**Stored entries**
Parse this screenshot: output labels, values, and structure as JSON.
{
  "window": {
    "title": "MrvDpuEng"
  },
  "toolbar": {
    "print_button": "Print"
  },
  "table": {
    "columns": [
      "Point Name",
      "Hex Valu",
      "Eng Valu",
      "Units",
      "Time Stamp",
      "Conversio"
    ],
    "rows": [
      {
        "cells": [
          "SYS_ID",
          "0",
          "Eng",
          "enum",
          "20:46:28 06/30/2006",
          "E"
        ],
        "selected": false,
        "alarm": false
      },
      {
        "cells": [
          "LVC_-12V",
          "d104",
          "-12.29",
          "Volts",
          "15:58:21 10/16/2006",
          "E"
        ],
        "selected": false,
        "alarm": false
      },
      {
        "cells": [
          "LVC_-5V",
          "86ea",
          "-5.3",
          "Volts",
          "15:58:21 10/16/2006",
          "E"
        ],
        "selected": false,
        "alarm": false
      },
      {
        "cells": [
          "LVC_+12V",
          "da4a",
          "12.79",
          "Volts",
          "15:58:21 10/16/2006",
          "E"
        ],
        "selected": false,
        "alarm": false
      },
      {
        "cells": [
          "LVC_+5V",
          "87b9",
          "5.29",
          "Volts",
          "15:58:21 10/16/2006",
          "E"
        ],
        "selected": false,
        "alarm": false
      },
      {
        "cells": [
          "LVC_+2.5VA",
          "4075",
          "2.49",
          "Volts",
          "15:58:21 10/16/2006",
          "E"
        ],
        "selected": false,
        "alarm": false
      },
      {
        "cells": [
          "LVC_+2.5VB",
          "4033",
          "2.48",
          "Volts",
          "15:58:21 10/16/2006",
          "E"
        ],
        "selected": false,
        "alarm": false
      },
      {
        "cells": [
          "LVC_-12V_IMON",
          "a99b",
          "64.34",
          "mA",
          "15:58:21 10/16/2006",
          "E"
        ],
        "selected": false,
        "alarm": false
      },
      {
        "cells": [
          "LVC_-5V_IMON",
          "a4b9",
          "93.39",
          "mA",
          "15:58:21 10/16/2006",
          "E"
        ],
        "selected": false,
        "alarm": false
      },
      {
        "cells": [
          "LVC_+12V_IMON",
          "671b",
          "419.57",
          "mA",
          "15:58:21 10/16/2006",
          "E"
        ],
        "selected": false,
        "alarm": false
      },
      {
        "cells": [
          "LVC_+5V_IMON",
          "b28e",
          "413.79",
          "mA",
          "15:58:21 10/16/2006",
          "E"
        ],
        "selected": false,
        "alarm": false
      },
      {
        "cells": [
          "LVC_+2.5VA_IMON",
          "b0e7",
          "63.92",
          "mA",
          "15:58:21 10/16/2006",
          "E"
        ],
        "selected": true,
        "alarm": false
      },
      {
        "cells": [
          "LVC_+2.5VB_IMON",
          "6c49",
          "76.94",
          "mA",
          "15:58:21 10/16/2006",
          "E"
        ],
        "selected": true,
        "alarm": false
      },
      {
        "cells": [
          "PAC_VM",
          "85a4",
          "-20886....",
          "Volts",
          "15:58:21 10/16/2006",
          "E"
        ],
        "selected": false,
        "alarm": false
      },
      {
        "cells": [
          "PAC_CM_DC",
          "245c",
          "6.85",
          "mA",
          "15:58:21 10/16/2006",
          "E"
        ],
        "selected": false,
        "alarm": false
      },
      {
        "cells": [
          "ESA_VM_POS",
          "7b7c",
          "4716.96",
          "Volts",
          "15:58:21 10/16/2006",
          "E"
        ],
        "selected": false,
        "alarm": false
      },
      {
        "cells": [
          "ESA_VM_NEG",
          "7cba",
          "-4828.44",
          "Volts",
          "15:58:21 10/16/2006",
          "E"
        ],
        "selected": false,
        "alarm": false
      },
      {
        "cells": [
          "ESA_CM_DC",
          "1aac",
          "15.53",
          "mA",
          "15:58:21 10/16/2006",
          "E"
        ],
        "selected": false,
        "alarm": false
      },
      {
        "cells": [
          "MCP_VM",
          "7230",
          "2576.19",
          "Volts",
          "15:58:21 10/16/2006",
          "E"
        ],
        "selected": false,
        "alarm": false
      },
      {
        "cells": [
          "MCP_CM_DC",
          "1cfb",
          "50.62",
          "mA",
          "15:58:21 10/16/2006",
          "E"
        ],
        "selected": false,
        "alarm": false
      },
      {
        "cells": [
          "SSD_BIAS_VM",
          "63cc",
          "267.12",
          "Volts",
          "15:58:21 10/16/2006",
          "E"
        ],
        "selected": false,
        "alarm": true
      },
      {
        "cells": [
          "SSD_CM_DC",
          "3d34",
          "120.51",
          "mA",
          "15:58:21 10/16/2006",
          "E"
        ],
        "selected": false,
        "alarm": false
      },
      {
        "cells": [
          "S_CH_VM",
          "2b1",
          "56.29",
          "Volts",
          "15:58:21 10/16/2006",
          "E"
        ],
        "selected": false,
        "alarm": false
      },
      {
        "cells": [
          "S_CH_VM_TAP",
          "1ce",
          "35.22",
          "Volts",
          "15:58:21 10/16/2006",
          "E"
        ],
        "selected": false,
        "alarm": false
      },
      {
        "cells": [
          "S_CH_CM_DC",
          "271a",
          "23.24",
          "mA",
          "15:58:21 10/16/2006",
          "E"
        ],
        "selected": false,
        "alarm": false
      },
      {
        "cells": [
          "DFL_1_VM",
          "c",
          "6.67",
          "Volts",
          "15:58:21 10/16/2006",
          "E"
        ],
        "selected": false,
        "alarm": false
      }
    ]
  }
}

**Your task**
Write out the data again, exactly and in full.

**The solution**
Parse this screenshot: output labels, values, and structure as JSON.
{
  "window": {
    "title": "MrvDpuEng"
  },
  "toolbar": {
    "print_button": "Print"
  },
  "table": {
    "columns": [
      "Point Name",
      "Hex Valu",
      "Eng Valu",
      "Units",
      "Time Stamp",
      "Conversio"
    ],
    "rows": [
      {
        "cells": [
          "SYS_ID",
          "0",
          "Eng",
          "enum",
          "20:46:28 06/30/2006",
          "E"
        ],
        "selected": false,
        "alarm": false
      },
      {
        "cells": [
          "LVC_-12V",
          "d104",
          "-12.29",
          "Volts",
          "15:58:21 10/16/2006",
          "E"
        ],
        "selected": false,
        "alarm": false
      },
      {
        "cells": [
          "LVC_-5V",
          "86ea",
          "-5.3",
          "Volts",
          "15:58:21 10/16/2006",
          "E"
        ],
        "selected": false,
        "alarm": false
      },
      {
        "cells": [
          "LVC_+12V",
          "da4a",
          "12.79",
          "Volts",
          "15:58:21 10/16/2006",
          "E"
        ],
        "selected": false,
        "alarm": false
      },
      {
        "cells": [
          "LVC_+5V",
          "87b9",
          "5.29",
          "Volts",
          "15:58:21 10/16/2006",
          "E"
        ],
        "selected": false,
        "alarm": false
      },
      {
        "cells": [
          "LVC_+2.5VA",
          "4075",
          "2.49",
          "Volts",
          "15:58:21 10/16/2006",
          "E"
        ],
        "selected": false,
        "alarm": false
      },
      {
        "cells": [
          "LVC_+2.5VB",
          "4033",
          "2.48",
          "Volts",
          "15:58:21 10/16/2006",
          "E"
        ],
        "selected": false,
        "alarm": false
      },
      {
        "cells": [
          "LVC_-12V_IMON",
          "a99b",
          "64.34",
          "mA",
          "15:58:21 10/16/2006",
          "E"
        ],
        "selected": false,
        "alarm": false
      },
      {
        "cells": [
          "LVC_-5V_IMON",
          "a4b9",
          "93.39",
          "mA",
          "15:58:21 10/16/2006",
          "E"
        ],
        "selected": false,
        "alarm": false
      },
      {
        "cells": [
          "LVC_+12V_IMON",
          "671b",
          "419.57",
          "mA",
          "15:58:21 10/16/2006",
          "E"
        ],
        "selected": false,
        "alarm": false
      },
      {
        "cells": [
          "LVC_+5V_IMON",
          "b28e",
          "413.79",
          "mA",
          "15:58:21 10/16/2006",
          "E"
        ],
        "selected": false,
        "alarm": false
      },
      {
        "cells": [
          "LVC_+2.5VA_IMON",
          "b0e7",
          "63.92",
          "mA",
          "15:58:21 10/16/2006",
          "E"
        ],
        "selected": true,
        "alarm": false
      },
      {
        "cells": [
          "LVC_+2.5VB_IMON",
          "6c49",
          "76.94",
          "mA",
          "15:58:21 10/16/2006",
          "E"
        ],
        "selected": true,
        "alarm": false
      },
      {
        "cells": [
          "PAC_VM",
          "85a4",
          "-20886....",
          "Volts",
          "15:58:21 10/16/2006",
          "E"
        ],
        "selected": false,
        "alarm": false
      },
      {
        "cells": [
          "PAC_CM_DC",
          "245c",
          "6.85",
          "mA",
          "15:58:21 10/16/2006",
          "E"
        ],
        "selected": false,
        "alarm": false
      },
      {
        "cells": [
          "ESA_VM_POS",
          "7b7c",
          "4716.96",
          "Volts",
          "15:58:21 10/16/2006",
          "E"
        ],
        "selected": false,
        "alarm": false
      },
      {
        "cells": [
          "ESA_VM_NEG",
          "7cba",
          "-4828.44",
          "Volts",
          "15:58:21 10/16/2006",
          "E"
        ],
        "selected": false,
        "alarm": false
      },
      {
        "cells": [
          "ESA_CM_DC",
          "1aac",
          "15.53",
          "mA",
          "15:58:21 10/16/2006",
          "E"
        ],
        "selected": false,
        "alarm": false
      },
      {
        "cells": [
          "MCP_VM",
          "7230",
          "2576.19",
          "Volts",
          "15:58:21 10/16/2006",
          "E"
        ],
        "selected": false,
        "alarm": false
      },
      {
        "cells": [
          "MCP_CM_DC",
          "1cfb",
          "50.62",
          "mA",
          "15:58:21 10/16/2006",
          "E"
        ],
        "selected": false,
        "alarm": false
      },
      {
        "cells": [
          "SSD_BIAS_VM",
          "63cc",
          "267.12",
          "Volts",
          "15:58:21 10/16/2006",
          "E"
        ],
        "selected": false,
        "alarm": true
      },
      {
        "cells": [
          "SSD_CM_DC",
          "3d34",
          "120.51",
          "mA",
          "15:58:21 10/16/2006",
          "E"
        ],
        "selected": false,
        "alarm": false
      },
      {
        "cells": [
          "S_CH_VM",
          "2b1",
          "56.29",
          "Volts",
          "15:58:21 10/16/2006",
          "E"
        ],
        "selected": false,
        "alarm": false
      },
      {
        "cells": [
          "S_CH_VM_TAP",
          "1ce",
          "35.22",
          "Volts",
          "15:58:21 10/16/2006",
          "E"
        ],
        "selected": false,
        "alarm": false
      },
      {
        "cells": [
          "S_CH_CM_DC",
          "271a",
          "23.24",
          "mA",
          "15:58:21 10/16/2006",
          "E"
        ],
        "selected": false,
        "alarm": false
      },
      {
        "cells": [
          "DFL_1_VM",
          "c",
          "6.67",
          "Volts",
          "15:58:21 10/16/2006",
          "E"
        ],
        "selected": false,
        "alarm": false
      }
    ]
  }
}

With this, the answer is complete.